_Aim_: Go through the records below line by line, counting those that contain the word "发展质量稳步提升"; answer with the count only.
* begin Given entries *
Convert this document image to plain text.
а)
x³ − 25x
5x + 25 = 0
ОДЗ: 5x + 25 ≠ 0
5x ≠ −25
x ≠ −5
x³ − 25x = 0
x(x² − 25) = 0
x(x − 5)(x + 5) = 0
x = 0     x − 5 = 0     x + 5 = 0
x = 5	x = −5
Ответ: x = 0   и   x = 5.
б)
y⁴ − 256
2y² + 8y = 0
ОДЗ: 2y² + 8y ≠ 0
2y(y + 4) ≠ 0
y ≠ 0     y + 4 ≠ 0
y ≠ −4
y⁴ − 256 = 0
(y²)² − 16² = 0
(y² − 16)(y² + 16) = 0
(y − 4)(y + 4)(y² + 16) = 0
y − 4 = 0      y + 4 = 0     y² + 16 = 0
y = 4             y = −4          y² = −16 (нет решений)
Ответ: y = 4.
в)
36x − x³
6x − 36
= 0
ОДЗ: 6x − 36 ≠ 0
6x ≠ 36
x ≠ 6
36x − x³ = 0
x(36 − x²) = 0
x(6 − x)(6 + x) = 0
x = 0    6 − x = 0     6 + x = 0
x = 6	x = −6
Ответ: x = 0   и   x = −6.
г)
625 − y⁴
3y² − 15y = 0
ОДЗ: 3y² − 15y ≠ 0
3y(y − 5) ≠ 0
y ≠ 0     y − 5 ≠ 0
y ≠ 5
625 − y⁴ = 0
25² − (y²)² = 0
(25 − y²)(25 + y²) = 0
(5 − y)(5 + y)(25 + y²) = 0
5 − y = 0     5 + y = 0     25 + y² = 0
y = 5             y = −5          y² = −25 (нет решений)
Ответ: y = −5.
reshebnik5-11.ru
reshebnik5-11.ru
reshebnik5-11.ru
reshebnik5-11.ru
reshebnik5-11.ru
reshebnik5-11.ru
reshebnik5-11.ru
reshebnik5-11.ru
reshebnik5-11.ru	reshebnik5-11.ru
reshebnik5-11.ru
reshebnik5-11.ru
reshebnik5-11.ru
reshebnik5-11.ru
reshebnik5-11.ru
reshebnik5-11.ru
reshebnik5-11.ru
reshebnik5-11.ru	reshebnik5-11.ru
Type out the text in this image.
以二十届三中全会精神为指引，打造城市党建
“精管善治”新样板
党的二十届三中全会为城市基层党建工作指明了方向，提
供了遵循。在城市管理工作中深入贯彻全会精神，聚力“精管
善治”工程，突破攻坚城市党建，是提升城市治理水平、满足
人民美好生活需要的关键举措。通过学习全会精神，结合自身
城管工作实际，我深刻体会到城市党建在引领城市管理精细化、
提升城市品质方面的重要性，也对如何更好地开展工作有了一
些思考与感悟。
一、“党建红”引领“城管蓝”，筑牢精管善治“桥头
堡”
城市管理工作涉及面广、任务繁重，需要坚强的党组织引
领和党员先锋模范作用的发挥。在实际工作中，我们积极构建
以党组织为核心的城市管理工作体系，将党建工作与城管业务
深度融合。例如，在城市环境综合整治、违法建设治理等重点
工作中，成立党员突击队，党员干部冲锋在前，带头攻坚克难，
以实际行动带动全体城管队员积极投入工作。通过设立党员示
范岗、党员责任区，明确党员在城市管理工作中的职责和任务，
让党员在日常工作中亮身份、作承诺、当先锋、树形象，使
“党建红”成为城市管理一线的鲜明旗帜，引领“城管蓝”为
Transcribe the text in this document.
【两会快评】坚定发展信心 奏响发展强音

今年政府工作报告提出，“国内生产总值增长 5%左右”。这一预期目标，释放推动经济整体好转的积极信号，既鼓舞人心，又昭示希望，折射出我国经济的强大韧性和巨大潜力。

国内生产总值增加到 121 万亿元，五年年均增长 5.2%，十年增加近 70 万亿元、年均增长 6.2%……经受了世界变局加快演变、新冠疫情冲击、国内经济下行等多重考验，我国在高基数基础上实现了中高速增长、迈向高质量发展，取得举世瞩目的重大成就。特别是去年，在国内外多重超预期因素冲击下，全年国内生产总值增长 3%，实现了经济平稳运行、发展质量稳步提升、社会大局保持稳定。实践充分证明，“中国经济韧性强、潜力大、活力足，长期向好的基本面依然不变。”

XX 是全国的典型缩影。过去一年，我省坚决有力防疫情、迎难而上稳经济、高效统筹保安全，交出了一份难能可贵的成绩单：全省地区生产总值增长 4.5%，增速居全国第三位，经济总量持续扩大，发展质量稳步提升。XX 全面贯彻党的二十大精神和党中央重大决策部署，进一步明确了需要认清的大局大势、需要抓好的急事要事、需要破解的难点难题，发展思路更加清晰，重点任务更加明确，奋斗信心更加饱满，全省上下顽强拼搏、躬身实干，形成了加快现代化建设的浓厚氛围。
* end Given entries *
_Task result_: 2